Do this:
Please print every record below exactly as it appears.
⁂
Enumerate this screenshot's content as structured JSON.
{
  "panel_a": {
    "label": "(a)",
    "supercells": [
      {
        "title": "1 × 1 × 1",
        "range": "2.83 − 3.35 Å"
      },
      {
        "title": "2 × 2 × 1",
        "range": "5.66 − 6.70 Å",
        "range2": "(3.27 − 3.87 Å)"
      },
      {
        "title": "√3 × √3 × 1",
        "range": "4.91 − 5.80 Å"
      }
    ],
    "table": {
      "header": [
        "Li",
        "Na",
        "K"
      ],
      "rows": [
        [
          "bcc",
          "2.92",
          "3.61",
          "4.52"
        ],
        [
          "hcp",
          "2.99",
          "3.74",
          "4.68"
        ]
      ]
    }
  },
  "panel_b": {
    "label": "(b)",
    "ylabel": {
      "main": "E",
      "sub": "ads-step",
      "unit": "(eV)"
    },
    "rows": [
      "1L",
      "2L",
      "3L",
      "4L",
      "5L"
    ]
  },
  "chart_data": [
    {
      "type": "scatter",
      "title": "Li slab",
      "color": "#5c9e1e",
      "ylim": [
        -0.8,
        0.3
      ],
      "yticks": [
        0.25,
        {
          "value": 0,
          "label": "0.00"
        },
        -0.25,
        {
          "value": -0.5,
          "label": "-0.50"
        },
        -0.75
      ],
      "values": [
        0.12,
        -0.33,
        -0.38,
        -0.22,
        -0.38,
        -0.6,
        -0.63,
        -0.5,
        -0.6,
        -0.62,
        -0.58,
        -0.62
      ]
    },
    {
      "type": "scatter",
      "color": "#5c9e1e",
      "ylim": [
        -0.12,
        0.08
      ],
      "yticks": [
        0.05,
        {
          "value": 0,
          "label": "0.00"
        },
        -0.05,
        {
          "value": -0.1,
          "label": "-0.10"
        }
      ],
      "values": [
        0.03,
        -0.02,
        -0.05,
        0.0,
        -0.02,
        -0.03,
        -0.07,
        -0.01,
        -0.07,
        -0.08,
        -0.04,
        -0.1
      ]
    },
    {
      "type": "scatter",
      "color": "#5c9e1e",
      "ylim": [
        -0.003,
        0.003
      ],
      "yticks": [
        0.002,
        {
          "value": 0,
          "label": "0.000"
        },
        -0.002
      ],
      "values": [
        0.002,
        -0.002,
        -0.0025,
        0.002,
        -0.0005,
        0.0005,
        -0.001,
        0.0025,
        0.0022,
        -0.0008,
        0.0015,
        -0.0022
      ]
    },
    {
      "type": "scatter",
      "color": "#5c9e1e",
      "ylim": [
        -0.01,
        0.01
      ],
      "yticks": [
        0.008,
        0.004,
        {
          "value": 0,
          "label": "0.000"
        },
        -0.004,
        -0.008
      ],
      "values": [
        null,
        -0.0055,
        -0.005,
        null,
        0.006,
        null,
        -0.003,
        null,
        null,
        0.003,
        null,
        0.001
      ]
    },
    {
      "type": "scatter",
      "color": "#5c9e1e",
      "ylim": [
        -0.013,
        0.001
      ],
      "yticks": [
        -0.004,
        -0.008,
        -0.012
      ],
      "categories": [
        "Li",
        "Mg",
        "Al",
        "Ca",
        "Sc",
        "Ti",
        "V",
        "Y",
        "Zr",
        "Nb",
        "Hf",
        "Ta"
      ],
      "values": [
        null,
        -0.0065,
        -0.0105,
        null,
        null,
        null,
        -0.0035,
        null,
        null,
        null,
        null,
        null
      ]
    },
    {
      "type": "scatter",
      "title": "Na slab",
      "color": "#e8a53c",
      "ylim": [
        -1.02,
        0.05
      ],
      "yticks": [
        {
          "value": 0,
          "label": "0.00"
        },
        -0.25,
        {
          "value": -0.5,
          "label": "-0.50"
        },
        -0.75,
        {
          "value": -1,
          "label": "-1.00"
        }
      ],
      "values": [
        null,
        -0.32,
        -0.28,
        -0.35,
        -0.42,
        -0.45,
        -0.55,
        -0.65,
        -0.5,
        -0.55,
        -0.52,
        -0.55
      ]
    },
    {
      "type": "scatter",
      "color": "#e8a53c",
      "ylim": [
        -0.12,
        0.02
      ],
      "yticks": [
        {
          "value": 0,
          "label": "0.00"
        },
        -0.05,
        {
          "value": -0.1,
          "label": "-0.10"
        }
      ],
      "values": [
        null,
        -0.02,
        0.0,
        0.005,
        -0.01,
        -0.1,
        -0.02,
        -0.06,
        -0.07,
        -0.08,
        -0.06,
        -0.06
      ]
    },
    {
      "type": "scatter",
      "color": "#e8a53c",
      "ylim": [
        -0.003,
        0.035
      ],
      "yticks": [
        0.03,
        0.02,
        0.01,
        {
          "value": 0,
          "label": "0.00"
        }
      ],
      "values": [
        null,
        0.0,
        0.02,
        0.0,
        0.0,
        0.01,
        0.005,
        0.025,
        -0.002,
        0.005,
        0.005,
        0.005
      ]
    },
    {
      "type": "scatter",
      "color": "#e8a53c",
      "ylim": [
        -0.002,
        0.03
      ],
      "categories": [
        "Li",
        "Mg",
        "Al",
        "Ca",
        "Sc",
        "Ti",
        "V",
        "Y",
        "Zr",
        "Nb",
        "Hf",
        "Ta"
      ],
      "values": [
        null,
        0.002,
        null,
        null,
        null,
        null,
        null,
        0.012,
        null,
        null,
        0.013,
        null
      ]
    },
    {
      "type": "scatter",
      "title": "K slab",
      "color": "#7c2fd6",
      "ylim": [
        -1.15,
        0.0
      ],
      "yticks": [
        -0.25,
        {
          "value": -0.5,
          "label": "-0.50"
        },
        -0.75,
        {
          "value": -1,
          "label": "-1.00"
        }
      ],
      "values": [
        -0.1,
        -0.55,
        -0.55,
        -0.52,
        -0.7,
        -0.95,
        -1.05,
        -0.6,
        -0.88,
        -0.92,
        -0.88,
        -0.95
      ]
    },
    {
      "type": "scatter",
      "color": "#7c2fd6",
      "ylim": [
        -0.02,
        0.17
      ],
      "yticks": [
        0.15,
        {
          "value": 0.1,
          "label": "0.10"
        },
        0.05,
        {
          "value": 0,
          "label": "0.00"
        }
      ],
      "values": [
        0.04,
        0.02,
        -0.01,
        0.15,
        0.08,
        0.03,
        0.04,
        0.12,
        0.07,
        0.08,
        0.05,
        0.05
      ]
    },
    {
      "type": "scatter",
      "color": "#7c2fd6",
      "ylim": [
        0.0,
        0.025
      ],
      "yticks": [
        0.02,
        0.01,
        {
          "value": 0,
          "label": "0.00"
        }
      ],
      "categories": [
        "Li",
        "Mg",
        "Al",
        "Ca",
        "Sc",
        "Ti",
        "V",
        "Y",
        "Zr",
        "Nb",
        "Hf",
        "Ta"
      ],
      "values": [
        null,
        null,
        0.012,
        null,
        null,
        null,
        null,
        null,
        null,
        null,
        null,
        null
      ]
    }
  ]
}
⁂
Worked answer:
Enumerate this screenshot's content as structured JSON.
{
  "panel_a": {
    "label": "(a)",
    "supercells": [
      {
        "title": "1 × 1 × 1",
        "range": "2.83 − 3.35 Å"
      },
      {
        "title": "2 × 2 × 1",
        "range": "5.66 − 6.70 Å",
        "range2": "(3.27 − 3.87 Å)"
      },
      {
        "title": "√3 × √3 × 1",
        "range": "4.91 − 5.80 Å"
      }
    ],
    "table": {
      "header": [
        "Li",
        "Na",
        "K"
      ],
      "rows": [
        [
          "bcc",
          "2.92",
          "3.61",
          "4.52"
        ],
        [
          "hcp",
          "2.99",
          "3.74",
          "4.68"
        ]
      ]
    }
  },
  "panel_b": {
    "label": "(b)",
    "ylabel": {
      "main": "E",
      "sub": "ads-step",
      "unit": "(eV)"
    },
    "rows": [
      "1L",
      "2L",
      "3L",
      "4L",
      "5L"
    ]
  },
  "chart_data": [
    {
      "type": "scatter",
      "title": "Li slab",
      "color": "#5c9e1e",
      "ylim": [
        -0.8,
        0.3
      ],
      "yticks": [
        0.25,
        {
          "value": 0,
          "label": "0.00"
        },
        -0.25,
        {
          "value": -0.5,
          "label": "-0.50"
        },
        -0.75
      ],
      "values": [
        0.12,
        -0.33,
        -0.38,
        -0.22,
        -0.38,
        -0.6,
        -0.63,
        -0.5,
        -0.6,
        -0.62,
        -0.58,
        -0.62
      ]
    },
    {
      "type": "scatter",
      "color": "#5c9e1e",
      "ylim": [
        -0.12,
        0.08
      ],
      "yticks": [
        0.05,
        {
          "value": 0,
          "label": "0.00"
        },
        -0.05,
        {
          "value": -0.1,
          "label": "-0.10"
        }
      ],
      "values": [
        0.03,
        -0.02,
        -0.05,
        0.0,
        -0.02,
        -0.03,
        -0.07,
        -0.01,
        -0.07,
        -0.08,
        -0.04,
        -0.1
      ]
    },
    {
      "type": "scatter",
      "color": "#5c9e1e",
      "ylim": [
        -0.003,
        0.003
      ],
      "yticks": [
        0.002,
        {
          "value": 0,
          "label": "0.000"
        },
        -0.002
      ],
      "values": [
        0.002,
        -0.002,
        -0.0025,
        0.002,
        -0.0005,
        0.0005,
        -0.001,
        0.0025,
        0.0022,
        -0.0008,
        0.0015,
        -0.0022
      ]
    },
    {
      "type": "scatter",
      "color": "#5c9e1e",
      "ylim": [
        -0.01,
        0.01
      ],
      "yticks": [
        0.008,
        0.004,
        {
          "value": 0,
          "label": "0.000"
        },
        -0.004,
        -0.008
      ],
      "values": [
        null,
        -0.0055,
        -0.005,
        null,
        0.006,
        null,
        -0.003,
        null,
        null,
        0.003,
        null,
        0.001
      ]
    },
    {
      "type": "scatter",
      "color": "#5c9e1e",
      "ylim": [
        -0.013,
        0.001
      ],
      "yticks": [
        -0.004,
        -0.008,
        -0.012
      ],
      "categories": [
        "Li",
        "Mg",
        "Al",
        "Ca",
        "Sc",
        "Ti",
        "V",
        "Y",
        "Zr",
        "Nb",
        "Hf",
        "Ta"
      ],
      "values": [
        null,
        -0.0065,
        -0.0105,
        null,
        null,
        null,
        -0.0035,
        null,
        null,
        null,
        null,
        null
      ]
    },
    {
      "type": "scatter",
      "title": "Na slab",
      "color": "#e8a53c",
      "ylim": [
        -1.02,
        0.05
      ],
      "yticks": [
        {
          "value": 0,
          "label": "0.00"
        },
        -0.25,
        {
          "value": -0.5,
          "label": "-0.50"
        },
        -0.75,
        {
          "value": -1,
          "label": "-1.00"
        }
      ],
      "values": [
        null,
        -0.32,
        -0.28,
        -0.35,
        -0.42,
        -0.45,
        -0.55,
        -0.65,
        -0.5,
        -0.55,
        -0.52,
        -0.55
      ]
    },
    {
      "type": "scatter",
      "color": "#e8a53c",
      "ylim": [
        -0.12,
        0.02
      ],
      "yticks": [
        {
          "value": 0,
          "label": "0.00"
        },
        -0.05,
        {
          "value": -0.1,
          "label": "-0.10"
        }
      ],
      "values": [
        null,
        -0.02,
        0.0,
        0.005,
        -0.01,
        -0.1,
        -0.02,
        -0.06,
        -0.07,
        -0.08,
        -0.06,
        -0.06
      ]
    },
    {
      "type": "scatter",
      "color": "#e8a53c",
      "ylim": [
        -0.003,
        0.035
      ],
      "yticks": [
        0.03,
        0.02,
        0.01,
        {
          "value": 0,
          "label": "0.00"
        }
      ],
      "values": [
        null,
        0.0,
        0.02,
        0.0,
        0.0,
        0.01,
        0.005,
        0.025,
        -0.002,
        0.005,
        0.005,
        0.005
      ]
    },
    {
      "type": "scatter",
      "color": "#e8a53c",
      "ylim": [
        -0.002,
        0.03
      ],
      "categories": [
        "Li",
        "Mg",
        "Al",
        "Ca",
        "Sc",
        "Ti",
        "V",
        "Y",
        "Zr",
        "Nb",
        "Hf",
        "Ta"
      ],
      "values": [
        null,
        0.002,
        null,
        null,
        null,
        null,
        null,
        0.012,
        null,
        null,
        0.013,
        null
      ]
    },
    {
      "type": "scatter",
      "title": "K slab",
      "color": "#7c2fd6",
      "ylim": [
        -1.15,
        0.0
      ],
      "yticks": [
        -0.25,
        {
          "value": -0.5,
          "label": "-0.50"
        },
        -0.75,
        {
          "value": -1,
          "label": "-1.00"
        }
      ],
      "values": [
        -0.1,
        -0.55,
        -0.55,
        -0.52,
        -0.7,
        -0.95,
        -1.05,
        -0.6,
        -0.88,
        -0.92,
        -0.88,
        -0.95
      ]
    },
    {
      "type": "scatter",
      "color": "#7c2fd6",
      "ylim": [
        -0.02,
        0.17
      ],
      "yticks": [
        0.15,
        {
          "value": 0.1,
          "label": "0.10"
        },
        0.05,
        {
          "value": 0,
          "label": "0.00"
        }
      ],
      "values": [
        0.04,
        0.02,
        -0.01,
        0.15,
        0.08,
        0.03,
        0.04,
        0.12,
        0.07,
        0.08,
        0.05,
        0.05
      ]
    },
    {
      "type": "scatter",
      "color": "#7c2fd6",
      "ylim": [
        0.0,
        0.025
      ],
      "yticks": [
        0.02,
        0.01,
        {
          "value": 0,
          "label": "0.00"
        }
      ],
      "categories": [
        "Li",
        "Mg",
        "Al",
        "Ca",
        "Sc",
        "Ti",
        "V",
        "Y",
        "Zr",
        "Nb",
        "Hf",
        "Ta"
      ],
      "values": [
        null,
        null,
        0.012,
        null,
        null,
        null,
        null,
        null,
        null,
        null,
        null,
        null
      ]
    }
  ]
}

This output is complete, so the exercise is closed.